··· EXERCISE INPUT
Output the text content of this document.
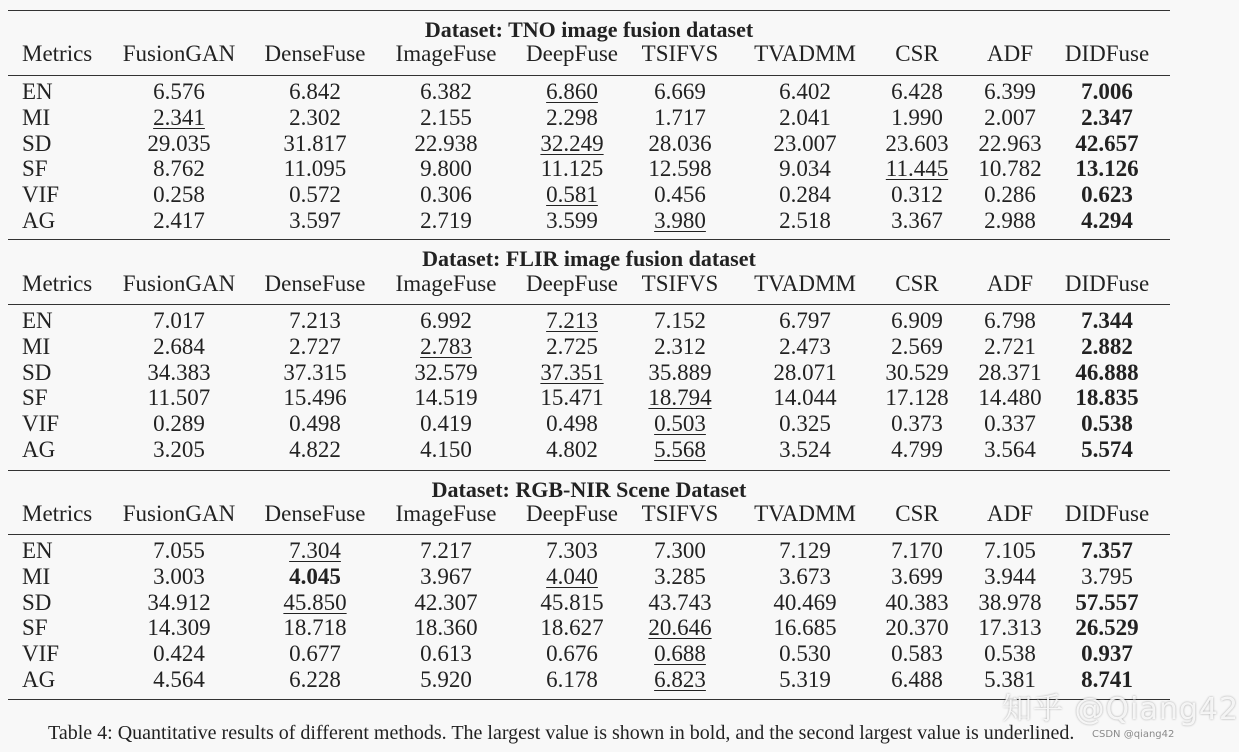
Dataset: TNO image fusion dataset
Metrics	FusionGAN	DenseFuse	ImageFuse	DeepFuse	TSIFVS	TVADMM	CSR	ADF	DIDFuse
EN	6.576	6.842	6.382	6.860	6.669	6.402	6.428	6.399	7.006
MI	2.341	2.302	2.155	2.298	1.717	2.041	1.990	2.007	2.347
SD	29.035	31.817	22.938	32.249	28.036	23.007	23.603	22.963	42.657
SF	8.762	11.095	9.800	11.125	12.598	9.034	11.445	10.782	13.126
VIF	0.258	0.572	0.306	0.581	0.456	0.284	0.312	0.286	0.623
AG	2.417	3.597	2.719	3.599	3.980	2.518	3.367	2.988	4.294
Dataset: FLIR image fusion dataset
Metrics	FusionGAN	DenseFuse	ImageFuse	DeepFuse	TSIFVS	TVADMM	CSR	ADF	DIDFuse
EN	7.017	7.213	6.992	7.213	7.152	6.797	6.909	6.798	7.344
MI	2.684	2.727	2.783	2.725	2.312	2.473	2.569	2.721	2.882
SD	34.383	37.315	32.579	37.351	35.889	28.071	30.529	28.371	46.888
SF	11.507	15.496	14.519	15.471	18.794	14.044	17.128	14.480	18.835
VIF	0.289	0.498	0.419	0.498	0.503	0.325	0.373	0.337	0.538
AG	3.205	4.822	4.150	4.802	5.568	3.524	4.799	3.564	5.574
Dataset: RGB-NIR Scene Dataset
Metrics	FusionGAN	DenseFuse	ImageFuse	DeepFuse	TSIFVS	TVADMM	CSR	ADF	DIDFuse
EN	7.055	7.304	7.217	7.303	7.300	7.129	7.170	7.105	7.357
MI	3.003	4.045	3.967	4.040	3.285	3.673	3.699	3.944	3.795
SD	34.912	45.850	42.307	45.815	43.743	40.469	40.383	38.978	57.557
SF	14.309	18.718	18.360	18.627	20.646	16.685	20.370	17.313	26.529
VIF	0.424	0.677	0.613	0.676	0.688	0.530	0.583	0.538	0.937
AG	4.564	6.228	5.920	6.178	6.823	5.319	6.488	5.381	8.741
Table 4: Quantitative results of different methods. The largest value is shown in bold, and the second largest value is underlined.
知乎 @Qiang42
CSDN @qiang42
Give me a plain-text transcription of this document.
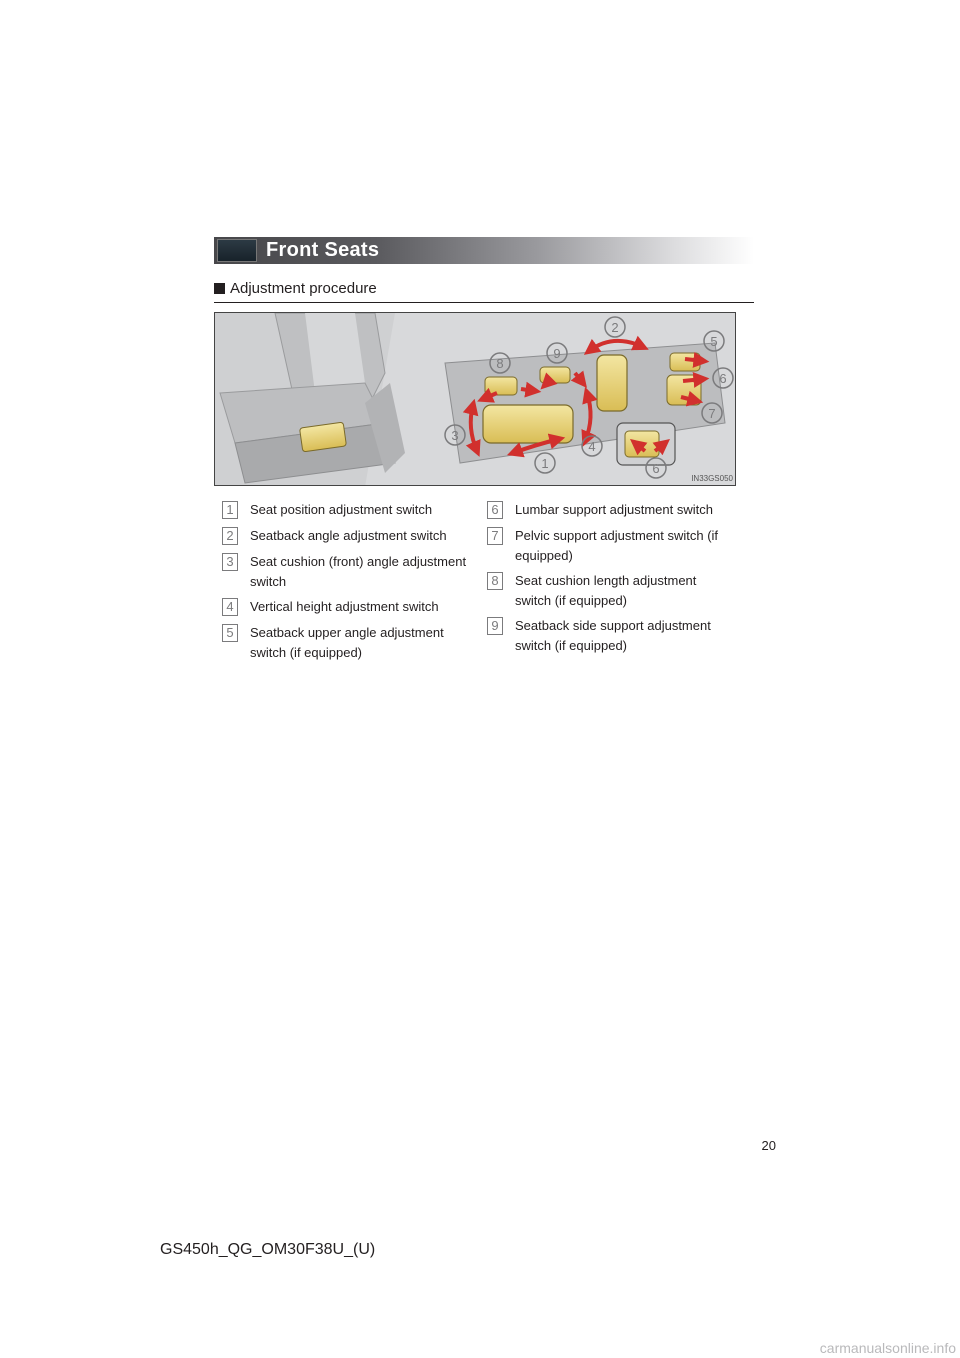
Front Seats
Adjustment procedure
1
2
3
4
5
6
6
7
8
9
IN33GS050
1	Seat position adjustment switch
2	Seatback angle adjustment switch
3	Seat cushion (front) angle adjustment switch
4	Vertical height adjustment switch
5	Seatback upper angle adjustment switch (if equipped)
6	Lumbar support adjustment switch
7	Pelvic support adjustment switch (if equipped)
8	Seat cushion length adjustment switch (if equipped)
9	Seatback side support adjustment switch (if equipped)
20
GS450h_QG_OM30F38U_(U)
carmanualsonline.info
······
··· EXERCISE INPUT
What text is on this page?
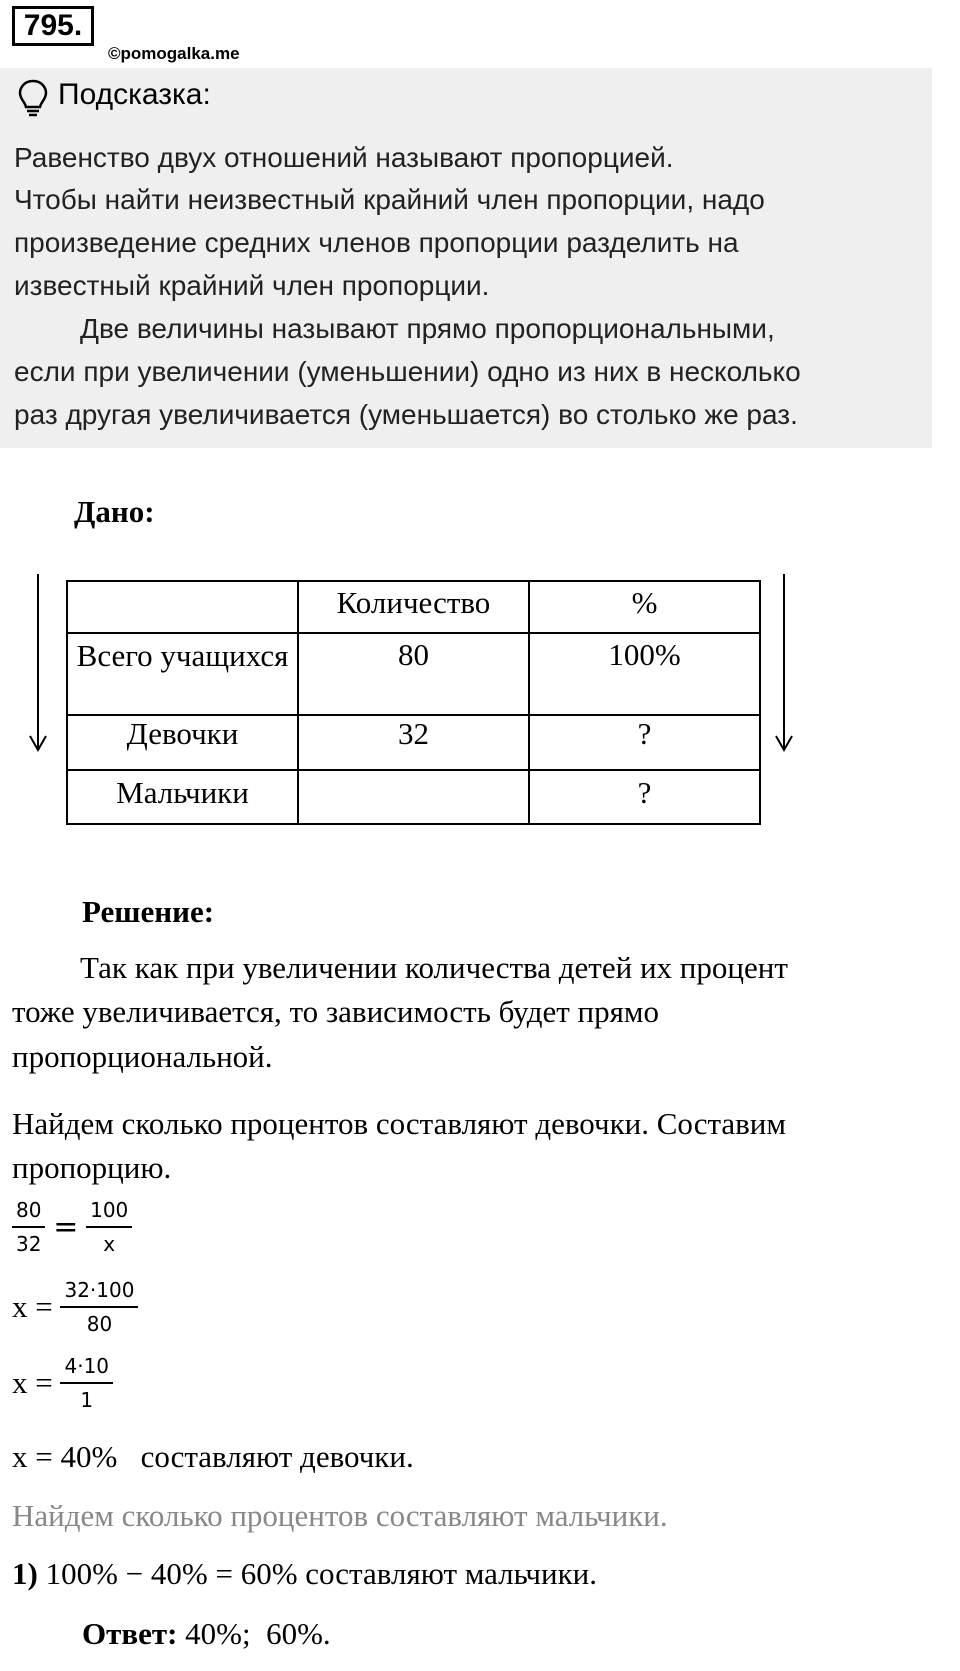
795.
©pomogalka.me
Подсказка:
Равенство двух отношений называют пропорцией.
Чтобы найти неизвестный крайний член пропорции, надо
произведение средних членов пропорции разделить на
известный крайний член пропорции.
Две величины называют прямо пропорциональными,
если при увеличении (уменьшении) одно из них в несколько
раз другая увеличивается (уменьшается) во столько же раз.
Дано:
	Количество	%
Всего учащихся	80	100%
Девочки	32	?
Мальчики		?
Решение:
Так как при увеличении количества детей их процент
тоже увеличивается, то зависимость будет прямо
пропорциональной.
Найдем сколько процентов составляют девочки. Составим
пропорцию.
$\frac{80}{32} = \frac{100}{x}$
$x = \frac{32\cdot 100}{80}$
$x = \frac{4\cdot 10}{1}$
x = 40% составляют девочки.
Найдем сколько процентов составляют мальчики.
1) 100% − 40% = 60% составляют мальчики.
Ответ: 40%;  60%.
······
◆ **WORK TO COMPLETE**
Write out every line of the listing that holds the word "document".

◆ **OUTPUT OF THE EXERCISE**
Output the text content of this document.
Give me a plain-text transcription of this document.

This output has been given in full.